#### WHAT TO DO
Look below. Copy each line that has "tbar" in it.

+++ RECORD EXCERPTS +++

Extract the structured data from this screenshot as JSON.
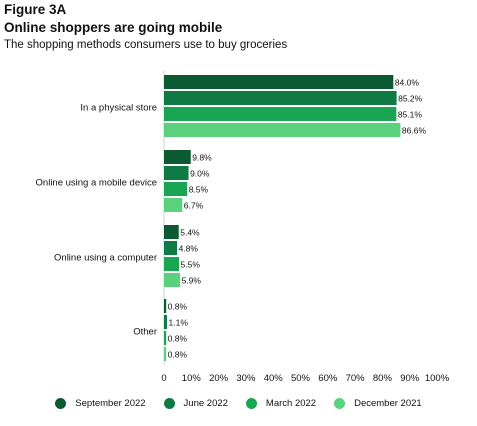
{
  "figure_label": "Figure 3A",
  "title": "Online shoppers are going mobile",
  "subtitle": "The shopping methods consumers use to buy groceries",
  "chart_data": {
    "type": "bar",
    "orientation": "horizontal",
    "categories": [
      "In a physical store",
      "Online using a mobile device",
      "Online using a computer",
      "Other"
    ],
    "series": [
      {
        "name": "September 2022",
        "color": "#0b5a32",
        "values": [
          84.0,
          9.8,
          5.4,
          0.8
        ]
      },
      {
        "name": "June 2022",
        "color": "#107a45",
        "values": [
          85.2,
          9.0,
          4.8,
          1.1
        ]
      },
      {
        "name": "March 2022",
        "color": "#1aa552",
        "values": [
          85.1,
          8.5,
          5.5,
          0.8
        ]
      },
      {
        "name": "December 2021",
        "color": "#5bd07d",
        "values": [
          86.6,
          6.7,
          5.9,
          0.8
        ]
      }
    ],
    "value_labels": [
      [
        "84.0%",
        "85.2%",
        "85.1%",
        "86.6%"
      ],
      [
        "9.8%",
        "9.0%",
        "8.5%",
        "6.7%"
      ],
      [
        "5.4%",
        "4.8%",
        "5.5%",
        "5.9%"
      ],
      [
        "0.8%",
        "1.1%",
        "0.8%",
        "0.8%"
      ]
    ],
    "xlim": [
      0,
      100
    ],
    "x_ticks": [
      "0",
      "10%",
      "20%",
      "30%",
      "40%",
      "50%",
      "60%",
      "70%",
      "80%",
      "90%",
      "100%"
    ],
    "grid": false,
    "legend_position": "bottom"
  }
}
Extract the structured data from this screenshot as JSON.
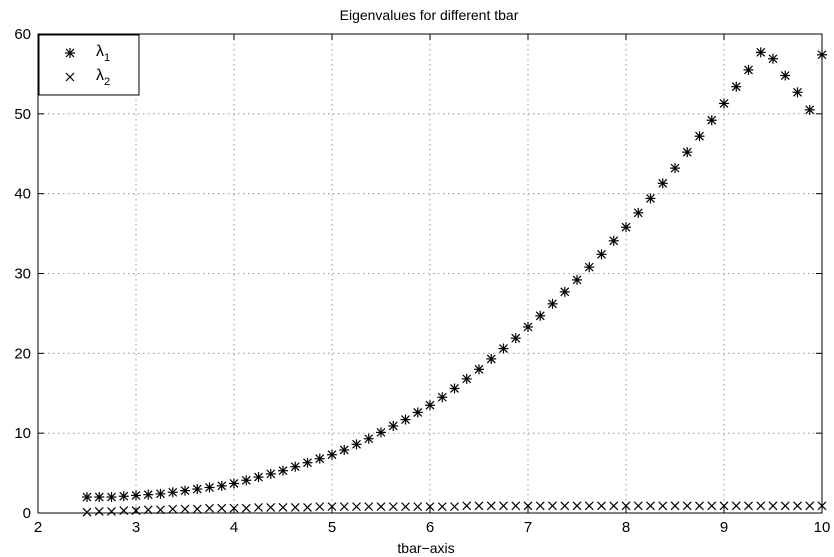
{
  "chart_data": {
    "type": "scatter",
    "title": "Eigenvalues for different tbar",
    "xlabel": "tbar−axis",
    "ylabel": "",
    "xlim": [
      2,
      10
    ],
    "ylim": [
      0,
      60
    ],
    "xticks": [
      "2",
      "3",
      "4",
      "5",
      "6",
      "7",
      "8",
      "9",
      "10"
    ],
    "yticks": [
      "0",
      "10",
      "20",
      "30",
      "40",
      "50",
      "60"
    ],
    "grid": true,
    "legend_position": "top-left",
    "x": [
      2.5,
      2.625,
      2.75,
      2.875,
      3.0,
      3.125,
      3.25,
      3.375,
      3.5,
      3.625,
      3.75,
      3.875,
      4.0,
      4.125,
      4.25,
      4.375,
      4.5,
      4.625,
      4.75,
      4.875,
      5.0,
      5.125,
      5.25,
      5.375,
      5.5,
      5.625,
      5.75,
      5.875,
      6.0,
      6.125,
      6.25,
      6.375,
      6.5,
      6.625,
      6.75,
      6.875,
      7.0,
      7.125,
      7.25,
      7.375,
      7.5,
      7.625,
      7.75,
      7.875,
      8.0,
      8.125,
      8.25,
      8.375,
      8.5,
      8.625,
      8.75,
      8.875,
      9.0,
      9.125,
      9.25,
      9.375,
      9.5,
      9.625,
      9.75,
      9.875,
      10.0
    ],
    "series": [
      {
        "name": "λ1",
        "legend_main": "λ",
        "legend_sub": "1",
        "marker": "asterisk",
        "values": [
          2.0,
          2.0,
          2.0,
          2.1,
          2.2,
          2.3,
          2.4,
          2.6,
          2.8,
          3.0,
          3.2,
          3.4,
          3.7,
          4.1,
          4.5,
          4.9,
          5.3,
          5.8,
          6.3,
          6.8,
          7.3,
          7.9,
          8.6,
          9.3,
          10.1,
          10.9,
          11.7,
          12.6,
          13.5,
          14.5,
          15.6,
          16.8,
          18.0,
          19.3,
          20.6,
          21.9,
          23.3,
          24.7,
          26.2,
          27.7,
          29.2,
          30.8,
          32.4,
          34.1,
          35.8,
          37.6,
          39.4,
          41.3,
          43.2,
          45.2,
          47.2,
          49.2,
          51.3,
          53.4,
          55.5,
          57.7,
          56.9,
          54.8,
          52.7,
          50.5,
          57.4
        ],
        "values_note": "values listed in x order"
      },
      {
        "name": "λ2",
        "legend_main": "λ",
        "legend_sub": "2",
        "marker": "x",
        "values": [
          0.1,
          0.2,
          0.2,
          0.3,
          0.3,
          0.4,
          0.4,
          0.5,
          0.5,
          0.5,
          0.6,
          0.6,
          0.6,
          0.6,
          0.7,
          0.7,
          0.7,
          0.7,
          0.7,
          0.8,
          0.8,
          0.8,
          0.8,
          0.8,
          0.8,
          0.8,
          0.8,
          0.8,
          0.8,
          0.8,
          0.8,
          0.9,
          0.9,
          0.9,
          0.9,
          0.9,
          0.9,
          0.9,
          0.9,
          0.9,
          0.9,
          0.9,
          0.9,
          0.9,
          0.9,
          0.9,
          0.9,
          0.9,
          0.9,
          0.9,
          0.9,
          0.9,
          0.9,
          0.9,
          0.9,
          0.9,
          0.9,
          0.9,
          0.9,
          0.9,
          0.9
        ]
      }
    ]
  }
}
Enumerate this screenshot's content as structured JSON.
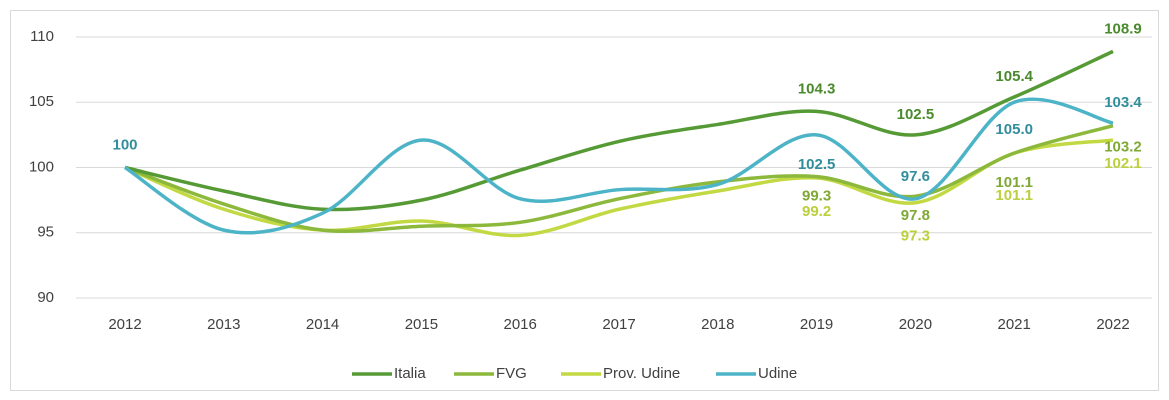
{
  "chart_data": {
    "type": "line",
    "categories": [
      "2012",
      "2013",
      "2014",
      "2015",
      "2016",
      "2017",
      "2018",
      "2019",
      "2020",
      "2021",
      "2022"
    ],
    "ylim": [
      90,
      110
    ],
    "yticks": [
      90,
      95,
      100,
      105,
      110
    ],
    "grid": true,
    "legend": "bottom",
    "series": [
      {
        "name": "Italia",
        "color": "#559a35",
        "label_color": "#4a8a2c",
        "values": [
          100,
          98.2,
          96.8,
          97.5,
          99.8,
          102.0,
          103.3,
          104.3,
          102.5,
          105.4,
          108.9
        ],
        "value_labels": [
          null,
          null,
          null,
          null,
          null,
          null,
          null,
          "104.3",
          "102.5",
          "105.4",
          "108.9"
        ]
      },
      {
        "name": "FVG",
        "color": "#8cb83c",
        "label_color": "#7fa834",
        "values": [
          100,
          97.2,
          95.2,
          95.5,
          95.8,
          97.6,
          98.9,
          99.3,
          97.8,
          101.1,
          103.2
        ],
        "value_labels": [
          null,
          null,
          null,
          null,
          null,
          null,
          null,
          "99.3",
          "97.8",
          "101.1",
          "103.2"
        ]
      },
      {
        "name": "Prov. Udine",
        "color": "#c3d944",
        "label_color": "#bccf3c",
        "values": [
          100,
          96.8,
          95.2,
          95.9,
          94.8,
          96.8,
          98.2,
          99.2,
          97.3,
          101.1,
          102.1
        ],
        "value_labels": [
          null,
          null,
          null,
          null,
          null,
          null,
          null,
          "99.2",
          "97.3",
          "101.1",
          "102.1"
        ]
      },
      {
        "name": "Udine",
        "color": "#4db4c8",
        "label_color": "#318e9c",
        "values": [
          100,
          95.2,
          96.5,
          102.1,
          97.6,
          98.3,
          98.7,
          102.5,
          97.6,
          105.0,
          103.4
        ],
        "value_labels": [
          "100",
          null,
          null,
          null,
          null,
          null,
          null,
          "102.5",
          "97.6",
          "105.0",
          "103.4"
        ]
      }
    ]
  }
}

+++

#### COMPLETE OUTPUT
    "title": "Eigenvalues for different tbar",
    "xlabel": "tbar−axis",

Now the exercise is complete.